Rows from a figure dataset
§
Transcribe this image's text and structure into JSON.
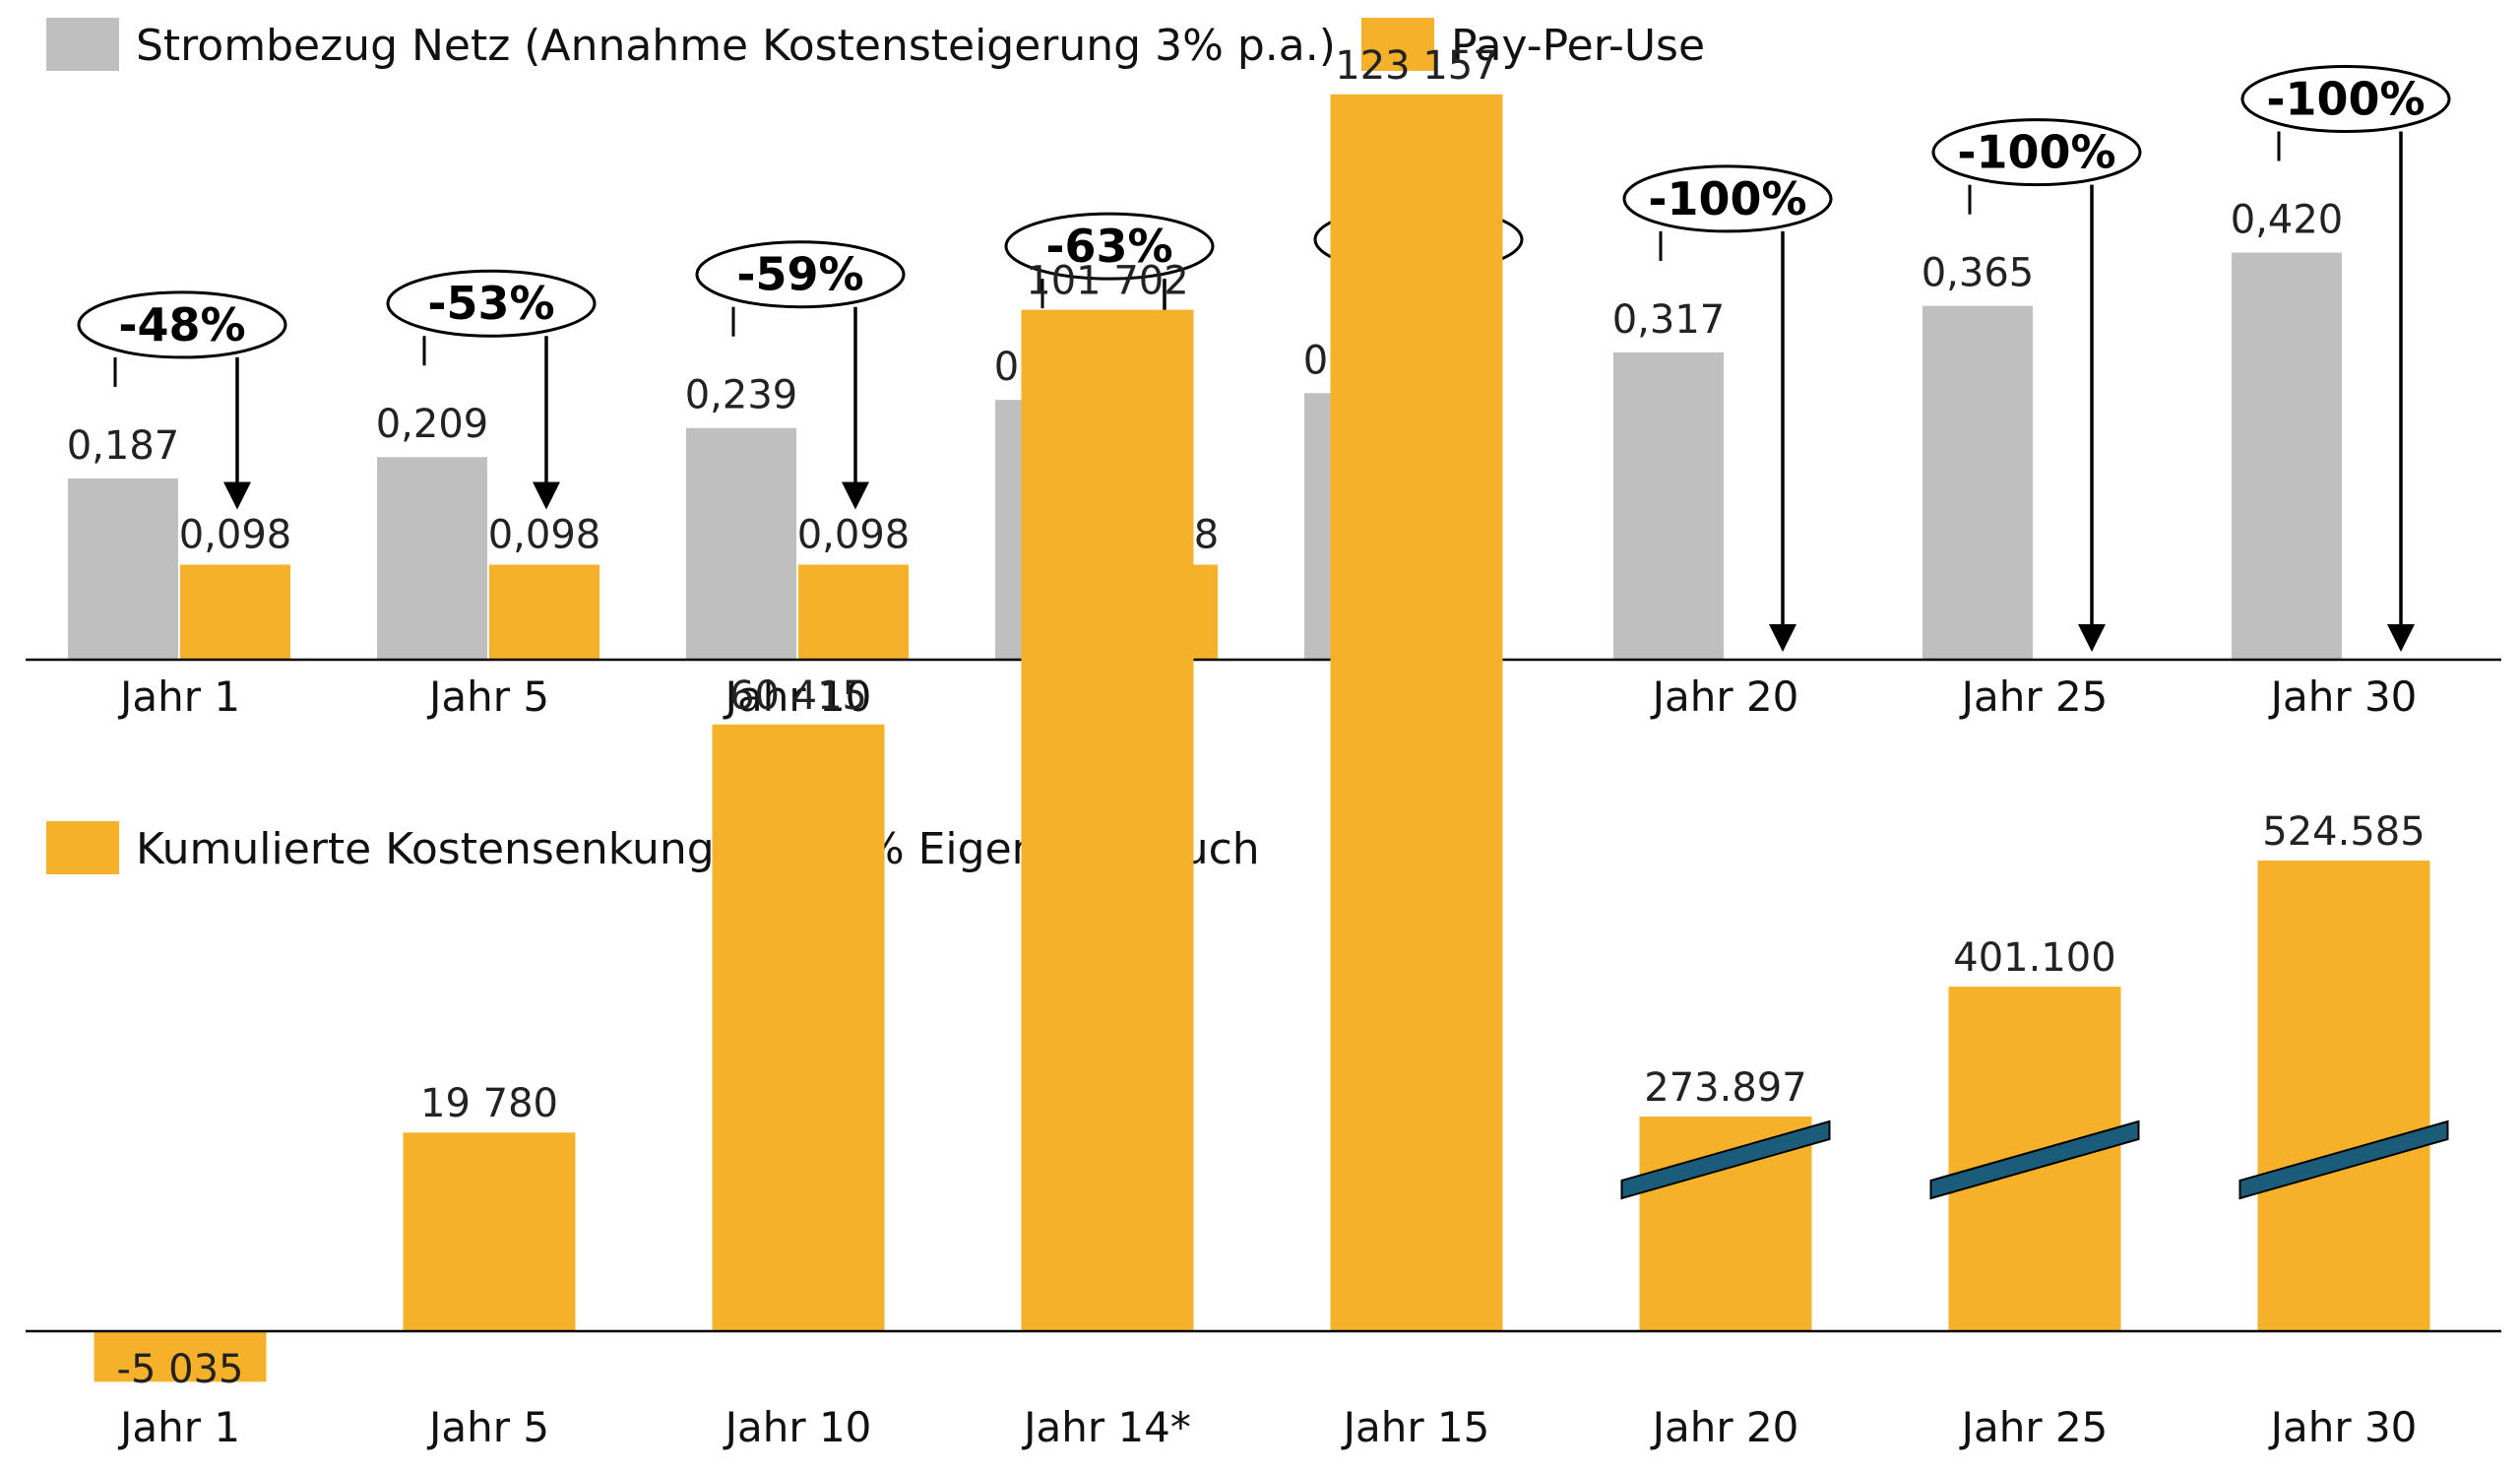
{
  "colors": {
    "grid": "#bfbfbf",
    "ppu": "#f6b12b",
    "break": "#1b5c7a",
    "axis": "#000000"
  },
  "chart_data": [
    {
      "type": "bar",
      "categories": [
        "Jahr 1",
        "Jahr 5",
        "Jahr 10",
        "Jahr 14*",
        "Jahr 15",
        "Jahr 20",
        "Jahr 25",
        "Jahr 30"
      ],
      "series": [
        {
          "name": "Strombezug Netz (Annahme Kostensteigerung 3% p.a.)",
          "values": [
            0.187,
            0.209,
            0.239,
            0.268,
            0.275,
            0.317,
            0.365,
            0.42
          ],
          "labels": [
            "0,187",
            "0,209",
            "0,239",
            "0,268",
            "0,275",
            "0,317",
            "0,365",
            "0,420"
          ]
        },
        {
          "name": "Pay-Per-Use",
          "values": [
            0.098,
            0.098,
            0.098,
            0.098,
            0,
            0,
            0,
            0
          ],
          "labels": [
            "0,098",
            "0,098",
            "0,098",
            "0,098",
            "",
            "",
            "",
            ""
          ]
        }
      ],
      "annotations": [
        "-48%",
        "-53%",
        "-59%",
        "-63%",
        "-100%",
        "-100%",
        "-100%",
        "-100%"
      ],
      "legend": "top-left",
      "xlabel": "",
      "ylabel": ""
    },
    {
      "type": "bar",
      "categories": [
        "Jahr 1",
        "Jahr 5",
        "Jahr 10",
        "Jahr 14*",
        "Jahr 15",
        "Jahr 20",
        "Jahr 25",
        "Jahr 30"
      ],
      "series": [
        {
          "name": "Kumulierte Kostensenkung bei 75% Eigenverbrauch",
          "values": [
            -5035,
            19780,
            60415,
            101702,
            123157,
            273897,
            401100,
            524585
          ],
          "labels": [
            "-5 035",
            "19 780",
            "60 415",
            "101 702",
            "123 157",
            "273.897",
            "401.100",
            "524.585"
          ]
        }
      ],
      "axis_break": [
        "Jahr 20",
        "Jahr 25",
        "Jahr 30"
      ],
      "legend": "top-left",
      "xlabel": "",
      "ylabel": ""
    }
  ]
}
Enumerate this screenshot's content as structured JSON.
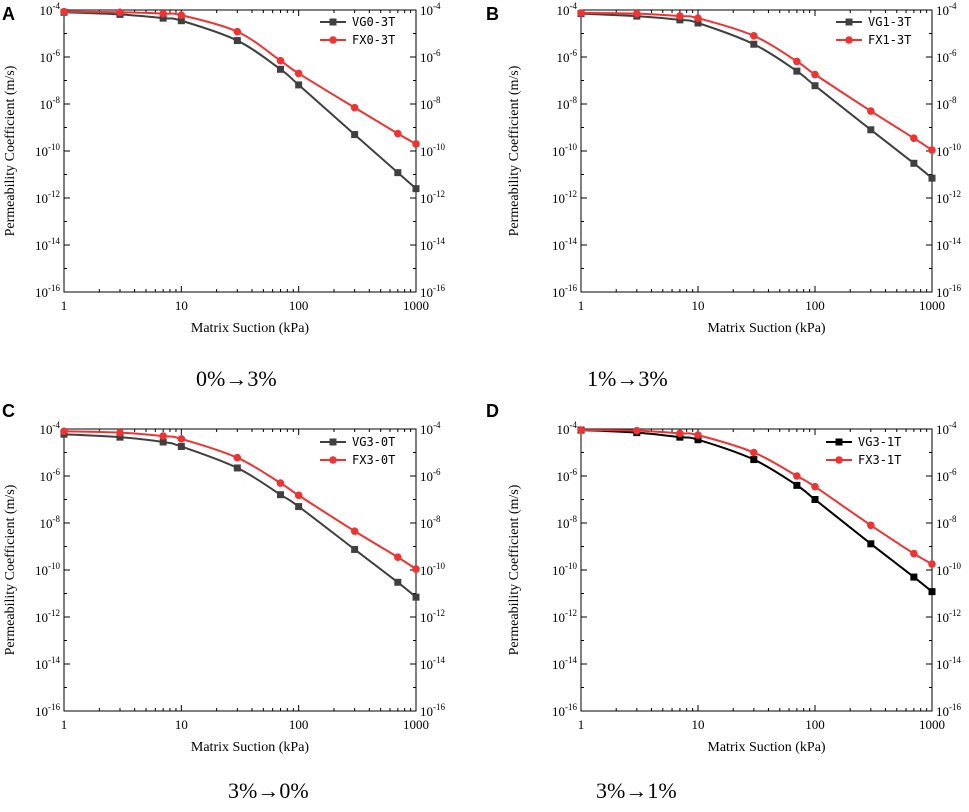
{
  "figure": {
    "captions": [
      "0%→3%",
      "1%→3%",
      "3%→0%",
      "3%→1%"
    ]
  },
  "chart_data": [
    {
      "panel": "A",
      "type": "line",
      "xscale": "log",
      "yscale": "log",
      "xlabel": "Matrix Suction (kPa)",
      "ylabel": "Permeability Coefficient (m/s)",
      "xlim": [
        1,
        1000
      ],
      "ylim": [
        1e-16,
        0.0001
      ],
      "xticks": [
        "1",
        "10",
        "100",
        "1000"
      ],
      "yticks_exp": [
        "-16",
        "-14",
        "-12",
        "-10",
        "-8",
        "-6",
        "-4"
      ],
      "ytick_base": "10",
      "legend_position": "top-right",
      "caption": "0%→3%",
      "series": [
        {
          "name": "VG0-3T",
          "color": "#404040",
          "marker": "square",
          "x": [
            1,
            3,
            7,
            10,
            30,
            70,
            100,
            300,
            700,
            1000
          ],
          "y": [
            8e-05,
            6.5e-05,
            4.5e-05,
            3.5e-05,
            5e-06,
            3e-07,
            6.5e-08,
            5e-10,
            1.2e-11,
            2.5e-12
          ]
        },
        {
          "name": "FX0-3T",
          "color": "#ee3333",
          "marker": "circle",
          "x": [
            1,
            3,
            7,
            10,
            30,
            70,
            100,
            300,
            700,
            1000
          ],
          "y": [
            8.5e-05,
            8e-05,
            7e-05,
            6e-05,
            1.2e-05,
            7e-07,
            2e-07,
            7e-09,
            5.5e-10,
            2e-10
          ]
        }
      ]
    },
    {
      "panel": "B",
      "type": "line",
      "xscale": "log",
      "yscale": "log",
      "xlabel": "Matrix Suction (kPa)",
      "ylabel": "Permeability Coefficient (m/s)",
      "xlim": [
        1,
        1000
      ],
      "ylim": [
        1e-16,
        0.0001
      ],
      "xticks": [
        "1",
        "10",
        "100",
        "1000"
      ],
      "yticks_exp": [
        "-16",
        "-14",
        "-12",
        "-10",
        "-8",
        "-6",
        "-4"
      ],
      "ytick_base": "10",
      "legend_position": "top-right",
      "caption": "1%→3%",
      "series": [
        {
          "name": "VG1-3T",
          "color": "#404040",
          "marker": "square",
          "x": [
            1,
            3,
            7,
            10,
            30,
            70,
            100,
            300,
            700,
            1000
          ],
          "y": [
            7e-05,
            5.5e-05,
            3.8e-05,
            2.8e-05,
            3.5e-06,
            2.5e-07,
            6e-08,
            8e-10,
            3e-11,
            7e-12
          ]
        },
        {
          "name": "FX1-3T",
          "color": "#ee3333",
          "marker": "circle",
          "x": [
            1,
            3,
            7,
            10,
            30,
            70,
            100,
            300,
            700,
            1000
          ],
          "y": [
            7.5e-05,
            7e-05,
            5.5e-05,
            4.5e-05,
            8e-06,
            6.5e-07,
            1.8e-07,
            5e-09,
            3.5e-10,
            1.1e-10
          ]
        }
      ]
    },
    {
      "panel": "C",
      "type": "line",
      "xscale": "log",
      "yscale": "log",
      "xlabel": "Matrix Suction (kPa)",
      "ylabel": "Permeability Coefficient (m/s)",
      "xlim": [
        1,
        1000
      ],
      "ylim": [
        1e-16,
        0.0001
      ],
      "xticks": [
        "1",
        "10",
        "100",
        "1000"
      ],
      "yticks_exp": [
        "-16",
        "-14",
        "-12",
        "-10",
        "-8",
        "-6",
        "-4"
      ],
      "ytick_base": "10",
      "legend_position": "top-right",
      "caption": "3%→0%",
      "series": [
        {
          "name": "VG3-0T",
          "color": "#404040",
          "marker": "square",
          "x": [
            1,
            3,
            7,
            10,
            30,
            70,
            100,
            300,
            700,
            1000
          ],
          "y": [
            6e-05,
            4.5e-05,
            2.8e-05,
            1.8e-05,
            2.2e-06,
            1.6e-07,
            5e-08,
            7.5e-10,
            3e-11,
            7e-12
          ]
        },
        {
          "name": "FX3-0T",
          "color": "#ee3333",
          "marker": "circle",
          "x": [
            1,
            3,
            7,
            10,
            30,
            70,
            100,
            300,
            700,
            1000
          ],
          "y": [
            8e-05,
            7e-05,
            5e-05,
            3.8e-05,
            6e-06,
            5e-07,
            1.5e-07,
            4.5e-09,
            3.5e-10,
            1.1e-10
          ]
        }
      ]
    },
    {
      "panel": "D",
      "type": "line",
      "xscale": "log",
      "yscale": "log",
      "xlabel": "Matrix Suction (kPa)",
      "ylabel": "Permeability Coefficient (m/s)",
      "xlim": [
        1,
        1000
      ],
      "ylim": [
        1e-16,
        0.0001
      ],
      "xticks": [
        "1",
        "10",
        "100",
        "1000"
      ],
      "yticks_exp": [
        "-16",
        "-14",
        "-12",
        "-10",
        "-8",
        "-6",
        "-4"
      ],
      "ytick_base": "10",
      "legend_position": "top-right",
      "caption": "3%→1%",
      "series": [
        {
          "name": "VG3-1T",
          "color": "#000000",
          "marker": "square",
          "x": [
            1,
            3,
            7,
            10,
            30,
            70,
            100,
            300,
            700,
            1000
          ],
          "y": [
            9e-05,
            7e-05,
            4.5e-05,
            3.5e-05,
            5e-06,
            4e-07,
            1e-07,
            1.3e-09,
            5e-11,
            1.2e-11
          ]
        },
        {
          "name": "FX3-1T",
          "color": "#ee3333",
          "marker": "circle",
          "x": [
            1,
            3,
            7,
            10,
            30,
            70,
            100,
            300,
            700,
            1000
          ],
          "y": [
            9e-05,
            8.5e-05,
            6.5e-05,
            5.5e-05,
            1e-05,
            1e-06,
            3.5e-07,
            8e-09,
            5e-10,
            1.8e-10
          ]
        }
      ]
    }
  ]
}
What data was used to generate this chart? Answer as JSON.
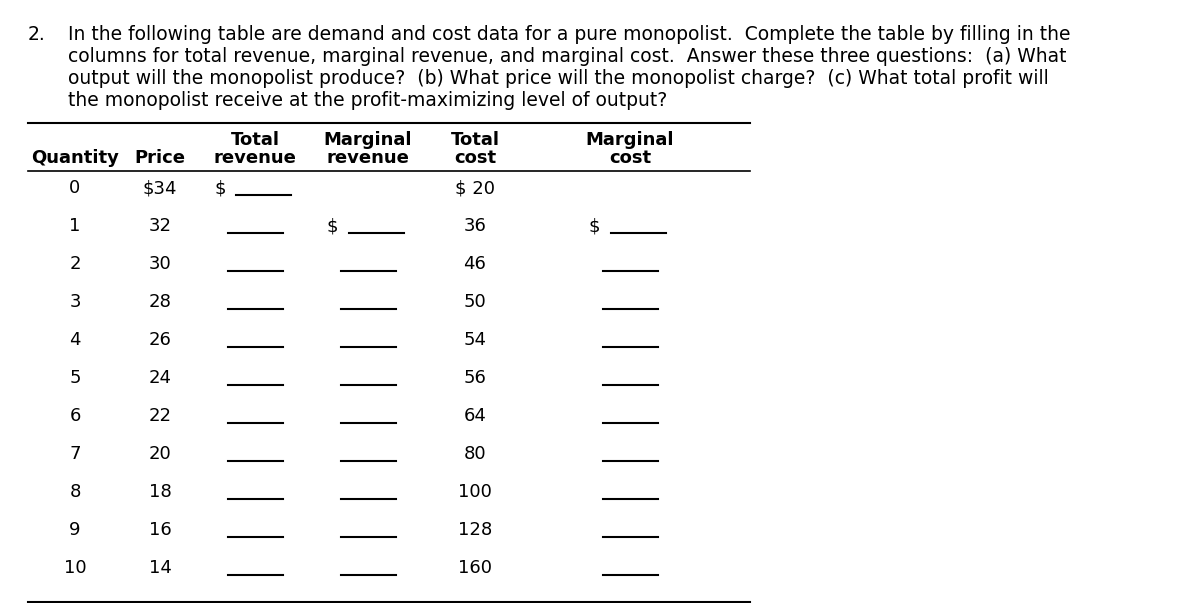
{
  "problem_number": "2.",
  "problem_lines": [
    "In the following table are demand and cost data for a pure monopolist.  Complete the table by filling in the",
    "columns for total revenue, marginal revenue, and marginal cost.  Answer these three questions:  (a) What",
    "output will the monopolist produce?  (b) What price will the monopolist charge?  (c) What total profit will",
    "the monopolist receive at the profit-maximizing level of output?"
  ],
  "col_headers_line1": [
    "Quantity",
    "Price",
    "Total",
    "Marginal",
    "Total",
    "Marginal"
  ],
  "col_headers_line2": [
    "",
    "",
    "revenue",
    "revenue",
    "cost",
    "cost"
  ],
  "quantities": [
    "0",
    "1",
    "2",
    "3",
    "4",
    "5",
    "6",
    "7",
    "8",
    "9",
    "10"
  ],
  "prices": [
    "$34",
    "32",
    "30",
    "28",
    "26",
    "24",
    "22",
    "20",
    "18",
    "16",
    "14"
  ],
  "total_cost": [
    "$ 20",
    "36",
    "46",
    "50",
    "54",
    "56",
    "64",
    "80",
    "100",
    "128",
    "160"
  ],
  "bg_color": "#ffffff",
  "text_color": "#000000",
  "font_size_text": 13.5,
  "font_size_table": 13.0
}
§
Find how many lines of the listing include the string "name" and give that number, nothing else.

11